* **What you will do**:
Looking at the data below, count the lines that contain the string "Октября". Write only the total.

* **Provided entries**:
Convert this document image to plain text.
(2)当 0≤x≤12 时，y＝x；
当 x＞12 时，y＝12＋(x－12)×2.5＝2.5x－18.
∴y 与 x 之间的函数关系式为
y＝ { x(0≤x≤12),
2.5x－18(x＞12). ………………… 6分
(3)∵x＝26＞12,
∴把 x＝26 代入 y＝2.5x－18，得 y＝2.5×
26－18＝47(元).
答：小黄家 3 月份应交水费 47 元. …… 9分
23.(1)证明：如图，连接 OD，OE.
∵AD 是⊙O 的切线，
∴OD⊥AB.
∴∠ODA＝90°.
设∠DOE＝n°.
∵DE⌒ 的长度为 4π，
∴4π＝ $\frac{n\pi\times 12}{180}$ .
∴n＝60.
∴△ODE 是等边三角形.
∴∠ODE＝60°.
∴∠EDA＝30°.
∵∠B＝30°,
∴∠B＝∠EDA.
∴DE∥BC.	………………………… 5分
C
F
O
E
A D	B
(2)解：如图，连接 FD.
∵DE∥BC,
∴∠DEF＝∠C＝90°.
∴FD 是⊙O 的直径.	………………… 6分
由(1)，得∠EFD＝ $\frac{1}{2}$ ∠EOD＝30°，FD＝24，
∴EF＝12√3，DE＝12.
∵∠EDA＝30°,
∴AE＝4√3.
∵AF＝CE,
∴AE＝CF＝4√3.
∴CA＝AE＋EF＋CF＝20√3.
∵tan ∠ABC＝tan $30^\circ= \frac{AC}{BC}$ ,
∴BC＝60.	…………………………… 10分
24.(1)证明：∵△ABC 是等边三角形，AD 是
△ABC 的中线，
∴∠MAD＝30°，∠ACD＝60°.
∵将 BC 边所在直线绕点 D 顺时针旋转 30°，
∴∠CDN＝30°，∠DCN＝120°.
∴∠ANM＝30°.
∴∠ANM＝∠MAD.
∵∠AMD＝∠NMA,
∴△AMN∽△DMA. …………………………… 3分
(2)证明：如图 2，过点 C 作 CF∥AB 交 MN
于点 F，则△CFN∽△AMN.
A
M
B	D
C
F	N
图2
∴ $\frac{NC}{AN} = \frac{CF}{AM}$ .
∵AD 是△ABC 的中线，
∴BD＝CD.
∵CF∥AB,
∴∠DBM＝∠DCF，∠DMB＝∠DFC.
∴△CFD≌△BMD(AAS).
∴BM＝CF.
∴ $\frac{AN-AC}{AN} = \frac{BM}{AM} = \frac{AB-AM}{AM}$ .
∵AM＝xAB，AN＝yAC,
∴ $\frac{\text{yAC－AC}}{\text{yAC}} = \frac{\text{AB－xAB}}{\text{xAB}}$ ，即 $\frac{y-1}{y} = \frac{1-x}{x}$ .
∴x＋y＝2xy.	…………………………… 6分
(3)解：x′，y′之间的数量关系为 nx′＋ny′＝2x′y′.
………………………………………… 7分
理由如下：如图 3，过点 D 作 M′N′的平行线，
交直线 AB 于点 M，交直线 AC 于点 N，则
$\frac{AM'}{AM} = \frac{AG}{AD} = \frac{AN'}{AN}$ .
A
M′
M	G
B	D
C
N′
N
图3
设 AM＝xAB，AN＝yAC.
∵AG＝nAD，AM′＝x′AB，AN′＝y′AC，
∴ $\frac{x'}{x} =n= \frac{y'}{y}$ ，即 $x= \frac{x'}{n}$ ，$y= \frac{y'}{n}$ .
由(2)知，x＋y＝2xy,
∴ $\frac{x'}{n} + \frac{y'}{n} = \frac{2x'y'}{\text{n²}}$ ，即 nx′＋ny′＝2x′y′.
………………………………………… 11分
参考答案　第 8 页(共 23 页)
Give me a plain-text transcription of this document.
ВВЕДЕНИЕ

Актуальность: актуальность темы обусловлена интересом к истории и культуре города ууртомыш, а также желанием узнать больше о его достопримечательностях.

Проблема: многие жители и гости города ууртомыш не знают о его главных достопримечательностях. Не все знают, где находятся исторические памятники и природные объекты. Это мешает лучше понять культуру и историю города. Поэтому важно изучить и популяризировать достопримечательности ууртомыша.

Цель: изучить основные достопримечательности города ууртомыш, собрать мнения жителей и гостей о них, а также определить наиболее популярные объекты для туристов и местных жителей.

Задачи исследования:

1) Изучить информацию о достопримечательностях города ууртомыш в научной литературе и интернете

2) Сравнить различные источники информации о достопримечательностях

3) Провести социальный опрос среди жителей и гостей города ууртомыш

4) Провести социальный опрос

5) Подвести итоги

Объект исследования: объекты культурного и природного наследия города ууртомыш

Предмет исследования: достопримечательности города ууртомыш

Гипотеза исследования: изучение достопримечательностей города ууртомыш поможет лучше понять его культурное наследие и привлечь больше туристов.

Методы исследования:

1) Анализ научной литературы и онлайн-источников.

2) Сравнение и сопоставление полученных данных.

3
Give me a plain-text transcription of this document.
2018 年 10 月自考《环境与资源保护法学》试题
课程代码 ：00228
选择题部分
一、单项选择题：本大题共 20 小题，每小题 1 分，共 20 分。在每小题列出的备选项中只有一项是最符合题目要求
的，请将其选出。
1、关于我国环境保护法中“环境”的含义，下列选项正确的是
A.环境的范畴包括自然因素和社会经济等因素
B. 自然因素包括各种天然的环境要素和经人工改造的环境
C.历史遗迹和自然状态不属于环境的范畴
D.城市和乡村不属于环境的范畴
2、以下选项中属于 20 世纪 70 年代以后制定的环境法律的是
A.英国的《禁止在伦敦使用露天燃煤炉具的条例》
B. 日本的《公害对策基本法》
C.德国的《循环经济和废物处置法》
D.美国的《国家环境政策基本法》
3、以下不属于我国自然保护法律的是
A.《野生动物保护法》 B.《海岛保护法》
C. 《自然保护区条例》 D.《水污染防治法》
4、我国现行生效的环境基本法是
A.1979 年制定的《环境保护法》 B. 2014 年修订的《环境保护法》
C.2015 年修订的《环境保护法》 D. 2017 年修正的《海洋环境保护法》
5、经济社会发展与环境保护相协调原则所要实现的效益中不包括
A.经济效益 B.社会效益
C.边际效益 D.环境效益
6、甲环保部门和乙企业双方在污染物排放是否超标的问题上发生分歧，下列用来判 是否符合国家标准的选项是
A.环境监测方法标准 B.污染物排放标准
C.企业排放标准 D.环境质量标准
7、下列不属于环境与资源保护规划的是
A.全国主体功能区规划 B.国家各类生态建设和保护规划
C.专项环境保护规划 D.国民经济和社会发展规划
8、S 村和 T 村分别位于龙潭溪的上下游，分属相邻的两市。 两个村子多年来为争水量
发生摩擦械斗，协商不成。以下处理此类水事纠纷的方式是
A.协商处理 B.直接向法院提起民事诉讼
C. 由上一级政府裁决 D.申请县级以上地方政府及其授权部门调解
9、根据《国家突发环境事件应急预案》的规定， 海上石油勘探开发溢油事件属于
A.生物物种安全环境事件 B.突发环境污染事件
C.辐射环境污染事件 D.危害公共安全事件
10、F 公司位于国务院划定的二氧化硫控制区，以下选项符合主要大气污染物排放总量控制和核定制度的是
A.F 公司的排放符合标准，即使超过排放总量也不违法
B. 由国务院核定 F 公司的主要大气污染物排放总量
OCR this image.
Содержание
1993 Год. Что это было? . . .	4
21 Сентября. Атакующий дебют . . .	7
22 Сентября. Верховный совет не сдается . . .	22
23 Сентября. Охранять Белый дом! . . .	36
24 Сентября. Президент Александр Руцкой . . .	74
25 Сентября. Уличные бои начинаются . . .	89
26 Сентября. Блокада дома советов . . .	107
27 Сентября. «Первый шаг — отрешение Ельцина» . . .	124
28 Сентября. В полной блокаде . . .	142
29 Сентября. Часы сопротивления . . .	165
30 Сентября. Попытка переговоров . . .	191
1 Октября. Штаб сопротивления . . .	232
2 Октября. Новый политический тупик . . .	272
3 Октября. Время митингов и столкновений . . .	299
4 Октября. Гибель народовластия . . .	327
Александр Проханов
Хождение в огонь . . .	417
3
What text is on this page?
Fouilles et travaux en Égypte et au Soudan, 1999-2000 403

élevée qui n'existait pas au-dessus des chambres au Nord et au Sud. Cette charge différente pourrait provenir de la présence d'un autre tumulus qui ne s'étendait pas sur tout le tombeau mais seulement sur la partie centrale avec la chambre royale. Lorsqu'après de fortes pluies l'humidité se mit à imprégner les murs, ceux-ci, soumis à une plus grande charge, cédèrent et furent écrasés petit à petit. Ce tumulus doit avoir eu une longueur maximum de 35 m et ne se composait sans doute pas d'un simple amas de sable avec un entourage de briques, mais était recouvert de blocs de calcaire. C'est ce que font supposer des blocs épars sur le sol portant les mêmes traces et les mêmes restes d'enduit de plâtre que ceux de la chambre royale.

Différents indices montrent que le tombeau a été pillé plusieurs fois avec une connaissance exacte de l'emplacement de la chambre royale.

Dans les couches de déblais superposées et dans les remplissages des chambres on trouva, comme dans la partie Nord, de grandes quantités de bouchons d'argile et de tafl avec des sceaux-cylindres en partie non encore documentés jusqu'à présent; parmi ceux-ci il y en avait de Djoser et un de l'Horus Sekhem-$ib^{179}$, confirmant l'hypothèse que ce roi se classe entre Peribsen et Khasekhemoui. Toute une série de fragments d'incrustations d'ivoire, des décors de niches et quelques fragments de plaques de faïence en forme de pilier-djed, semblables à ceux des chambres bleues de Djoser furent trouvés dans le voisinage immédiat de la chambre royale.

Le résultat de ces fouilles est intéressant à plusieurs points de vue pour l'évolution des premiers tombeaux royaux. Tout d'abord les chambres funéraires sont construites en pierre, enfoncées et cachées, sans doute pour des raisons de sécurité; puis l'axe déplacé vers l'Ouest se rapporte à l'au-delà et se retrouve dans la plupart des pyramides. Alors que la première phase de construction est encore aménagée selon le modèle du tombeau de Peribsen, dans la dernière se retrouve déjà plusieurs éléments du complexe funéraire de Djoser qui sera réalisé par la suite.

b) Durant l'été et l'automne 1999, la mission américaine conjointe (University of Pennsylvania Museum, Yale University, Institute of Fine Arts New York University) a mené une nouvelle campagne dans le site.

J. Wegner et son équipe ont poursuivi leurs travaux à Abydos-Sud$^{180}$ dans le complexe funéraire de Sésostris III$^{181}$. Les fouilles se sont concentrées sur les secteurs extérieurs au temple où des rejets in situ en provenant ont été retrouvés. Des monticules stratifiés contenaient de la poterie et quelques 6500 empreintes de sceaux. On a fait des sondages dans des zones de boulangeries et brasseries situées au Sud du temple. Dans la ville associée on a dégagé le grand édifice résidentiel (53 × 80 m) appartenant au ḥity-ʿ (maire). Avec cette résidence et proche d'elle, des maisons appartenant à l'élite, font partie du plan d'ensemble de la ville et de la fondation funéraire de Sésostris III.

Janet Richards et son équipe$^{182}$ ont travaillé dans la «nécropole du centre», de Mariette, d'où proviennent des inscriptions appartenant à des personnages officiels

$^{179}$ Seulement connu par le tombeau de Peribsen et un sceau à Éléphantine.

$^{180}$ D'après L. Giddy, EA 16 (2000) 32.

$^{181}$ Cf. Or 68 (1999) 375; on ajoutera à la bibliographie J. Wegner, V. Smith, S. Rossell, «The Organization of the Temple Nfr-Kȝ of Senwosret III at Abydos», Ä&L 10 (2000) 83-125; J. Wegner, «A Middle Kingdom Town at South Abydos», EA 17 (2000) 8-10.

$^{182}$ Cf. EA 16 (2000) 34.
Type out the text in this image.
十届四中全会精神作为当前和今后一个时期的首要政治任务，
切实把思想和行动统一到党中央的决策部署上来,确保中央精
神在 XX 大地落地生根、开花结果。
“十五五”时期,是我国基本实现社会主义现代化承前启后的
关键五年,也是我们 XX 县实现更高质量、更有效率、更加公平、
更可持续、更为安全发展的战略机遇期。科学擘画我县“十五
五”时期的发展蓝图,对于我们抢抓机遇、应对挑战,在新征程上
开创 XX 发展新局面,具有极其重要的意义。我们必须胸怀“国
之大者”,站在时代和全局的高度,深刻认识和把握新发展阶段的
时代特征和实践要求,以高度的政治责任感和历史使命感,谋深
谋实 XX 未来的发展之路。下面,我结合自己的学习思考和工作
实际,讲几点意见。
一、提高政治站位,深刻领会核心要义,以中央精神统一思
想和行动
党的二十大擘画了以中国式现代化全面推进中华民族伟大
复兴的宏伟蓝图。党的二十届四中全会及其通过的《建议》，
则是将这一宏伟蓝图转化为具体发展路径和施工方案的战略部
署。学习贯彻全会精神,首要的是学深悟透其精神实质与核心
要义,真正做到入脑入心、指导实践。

* **Complete answer**:
4